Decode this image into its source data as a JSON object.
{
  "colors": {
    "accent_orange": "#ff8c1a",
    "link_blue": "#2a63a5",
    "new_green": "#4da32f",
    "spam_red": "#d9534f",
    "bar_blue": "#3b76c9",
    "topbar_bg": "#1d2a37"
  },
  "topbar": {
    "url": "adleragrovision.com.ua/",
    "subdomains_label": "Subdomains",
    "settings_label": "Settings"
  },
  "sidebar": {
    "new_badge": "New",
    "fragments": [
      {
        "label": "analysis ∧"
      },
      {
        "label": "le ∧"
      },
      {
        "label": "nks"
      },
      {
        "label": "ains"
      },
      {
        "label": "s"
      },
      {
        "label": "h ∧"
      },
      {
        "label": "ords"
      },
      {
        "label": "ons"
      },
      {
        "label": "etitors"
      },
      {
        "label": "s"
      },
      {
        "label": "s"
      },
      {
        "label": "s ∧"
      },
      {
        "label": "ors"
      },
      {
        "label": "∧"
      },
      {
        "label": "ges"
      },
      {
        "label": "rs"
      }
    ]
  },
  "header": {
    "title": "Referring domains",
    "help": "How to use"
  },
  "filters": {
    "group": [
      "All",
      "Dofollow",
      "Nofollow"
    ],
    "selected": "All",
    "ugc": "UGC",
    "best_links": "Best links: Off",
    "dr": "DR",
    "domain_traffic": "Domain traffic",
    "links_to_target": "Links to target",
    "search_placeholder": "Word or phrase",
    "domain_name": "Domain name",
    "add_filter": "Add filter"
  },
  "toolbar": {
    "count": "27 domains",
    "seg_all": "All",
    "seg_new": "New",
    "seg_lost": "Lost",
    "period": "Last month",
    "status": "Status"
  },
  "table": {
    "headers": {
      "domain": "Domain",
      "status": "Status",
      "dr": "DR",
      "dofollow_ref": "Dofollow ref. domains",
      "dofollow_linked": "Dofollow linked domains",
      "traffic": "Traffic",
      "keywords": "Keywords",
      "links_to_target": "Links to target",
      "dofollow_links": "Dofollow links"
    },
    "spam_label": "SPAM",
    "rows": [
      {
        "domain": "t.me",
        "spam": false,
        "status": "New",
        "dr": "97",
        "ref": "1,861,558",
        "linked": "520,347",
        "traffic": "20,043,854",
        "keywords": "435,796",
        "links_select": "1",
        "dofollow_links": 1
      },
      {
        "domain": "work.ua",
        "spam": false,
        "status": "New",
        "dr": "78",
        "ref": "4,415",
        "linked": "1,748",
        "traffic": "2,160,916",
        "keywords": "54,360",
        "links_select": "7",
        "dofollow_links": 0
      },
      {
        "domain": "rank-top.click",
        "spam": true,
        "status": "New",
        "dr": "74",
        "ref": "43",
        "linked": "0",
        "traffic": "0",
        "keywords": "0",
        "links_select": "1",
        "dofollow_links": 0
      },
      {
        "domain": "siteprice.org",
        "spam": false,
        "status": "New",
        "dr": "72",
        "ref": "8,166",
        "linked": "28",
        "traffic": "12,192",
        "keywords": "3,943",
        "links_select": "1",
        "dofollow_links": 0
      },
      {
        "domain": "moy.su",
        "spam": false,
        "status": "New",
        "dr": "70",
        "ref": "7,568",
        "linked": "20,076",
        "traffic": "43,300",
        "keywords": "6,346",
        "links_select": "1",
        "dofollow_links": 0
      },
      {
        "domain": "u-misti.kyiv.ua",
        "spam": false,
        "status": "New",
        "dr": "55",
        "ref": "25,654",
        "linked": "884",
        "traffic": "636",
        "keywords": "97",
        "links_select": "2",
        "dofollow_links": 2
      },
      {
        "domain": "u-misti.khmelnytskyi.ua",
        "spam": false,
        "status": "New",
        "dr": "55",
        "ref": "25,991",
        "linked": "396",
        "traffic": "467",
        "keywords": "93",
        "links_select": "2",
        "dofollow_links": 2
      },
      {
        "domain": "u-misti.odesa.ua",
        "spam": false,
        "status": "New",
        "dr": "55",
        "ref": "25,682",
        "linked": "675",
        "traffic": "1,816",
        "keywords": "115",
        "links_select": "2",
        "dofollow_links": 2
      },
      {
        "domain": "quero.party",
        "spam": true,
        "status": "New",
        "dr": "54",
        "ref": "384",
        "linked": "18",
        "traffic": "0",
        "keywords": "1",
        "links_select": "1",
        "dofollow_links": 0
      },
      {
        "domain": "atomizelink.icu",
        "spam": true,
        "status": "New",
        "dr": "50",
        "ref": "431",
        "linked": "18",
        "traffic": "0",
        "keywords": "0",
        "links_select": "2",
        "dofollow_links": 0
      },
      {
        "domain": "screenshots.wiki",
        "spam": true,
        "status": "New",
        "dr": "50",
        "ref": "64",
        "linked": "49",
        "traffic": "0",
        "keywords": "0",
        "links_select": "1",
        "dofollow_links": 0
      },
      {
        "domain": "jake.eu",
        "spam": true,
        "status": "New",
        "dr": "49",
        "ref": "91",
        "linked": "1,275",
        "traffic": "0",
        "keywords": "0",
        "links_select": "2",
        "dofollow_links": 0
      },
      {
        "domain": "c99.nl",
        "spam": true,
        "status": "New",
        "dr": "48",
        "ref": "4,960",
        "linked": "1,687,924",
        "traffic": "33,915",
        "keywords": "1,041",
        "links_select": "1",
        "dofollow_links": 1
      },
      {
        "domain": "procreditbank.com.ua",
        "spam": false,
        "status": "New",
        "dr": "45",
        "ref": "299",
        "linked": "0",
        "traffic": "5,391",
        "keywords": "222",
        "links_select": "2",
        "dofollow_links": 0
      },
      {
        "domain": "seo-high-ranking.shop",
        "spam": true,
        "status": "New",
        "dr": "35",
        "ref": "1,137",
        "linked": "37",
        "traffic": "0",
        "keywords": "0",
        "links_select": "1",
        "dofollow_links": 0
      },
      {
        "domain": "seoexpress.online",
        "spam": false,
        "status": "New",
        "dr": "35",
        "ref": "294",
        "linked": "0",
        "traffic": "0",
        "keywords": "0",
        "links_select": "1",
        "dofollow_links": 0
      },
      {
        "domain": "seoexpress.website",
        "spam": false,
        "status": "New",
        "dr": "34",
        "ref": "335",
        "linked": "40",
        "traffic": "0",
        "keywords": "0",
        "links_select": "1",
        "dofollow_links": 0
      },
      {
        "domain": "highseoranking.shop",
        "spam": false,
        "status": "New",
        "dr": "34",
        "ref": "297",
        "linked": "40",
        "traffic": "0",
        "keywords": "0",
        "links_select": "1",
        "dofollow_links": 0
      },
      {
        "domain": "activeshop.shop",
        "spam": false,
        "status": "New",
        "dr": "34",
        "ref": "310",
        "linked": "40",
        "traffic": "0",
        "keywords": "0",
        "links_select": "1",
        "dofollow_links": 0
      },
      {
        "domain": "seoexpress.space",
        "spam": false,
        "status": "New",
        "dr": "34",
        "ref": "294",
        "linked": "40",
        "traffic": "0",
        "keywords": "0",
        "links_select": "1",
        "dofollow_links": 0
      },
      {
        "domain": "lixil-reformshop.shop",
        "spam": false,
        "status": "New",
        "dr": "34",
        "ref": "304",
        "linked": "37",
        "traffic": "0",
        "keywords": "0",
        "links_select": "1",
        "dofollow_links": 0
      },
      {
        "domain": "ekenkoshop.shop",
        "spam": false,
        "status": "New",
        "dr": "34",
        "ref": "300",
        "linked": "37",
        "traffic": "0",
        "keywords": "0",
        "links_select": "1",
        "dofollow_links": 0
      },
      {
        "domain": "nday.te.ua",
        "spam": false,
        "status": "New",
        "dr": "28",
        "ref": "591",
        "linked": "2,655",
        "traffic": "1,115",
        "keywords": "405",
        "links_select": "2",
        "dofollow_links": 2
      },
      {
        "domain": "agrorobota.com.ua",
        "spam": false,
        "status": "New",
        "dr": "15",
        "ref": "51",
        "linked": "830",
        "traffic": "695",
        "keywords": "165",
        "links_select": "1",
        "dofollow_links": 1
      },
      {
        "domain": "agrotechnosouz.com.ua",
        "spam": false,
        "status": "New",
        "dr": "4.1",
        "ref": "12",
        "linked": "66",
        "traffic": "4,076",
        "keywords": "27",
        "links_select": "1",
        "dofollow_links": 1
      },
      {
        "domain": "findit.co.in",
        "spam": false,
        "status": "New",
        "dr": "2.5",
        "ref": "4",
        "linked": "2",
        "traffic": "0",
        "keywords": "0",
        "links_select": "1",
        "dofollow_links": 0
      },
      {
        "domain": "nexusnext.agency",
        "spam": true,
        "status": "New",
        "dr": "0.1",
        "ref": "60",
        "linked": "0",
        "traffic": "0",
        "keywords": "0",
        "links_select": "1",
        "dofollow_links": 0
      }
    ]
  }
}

● ● ● ● ● ● ●

WHAT IS NEEDED: Only lines with the string "misti" belong in your answer; copy each one.

EXERCISE RESPONSE:
        "domain": "u-misti.kyiv.ua",
        "domain": "u-misti.khmelnytskyi.ua",
        "domain": "u-misti.odesa.ua",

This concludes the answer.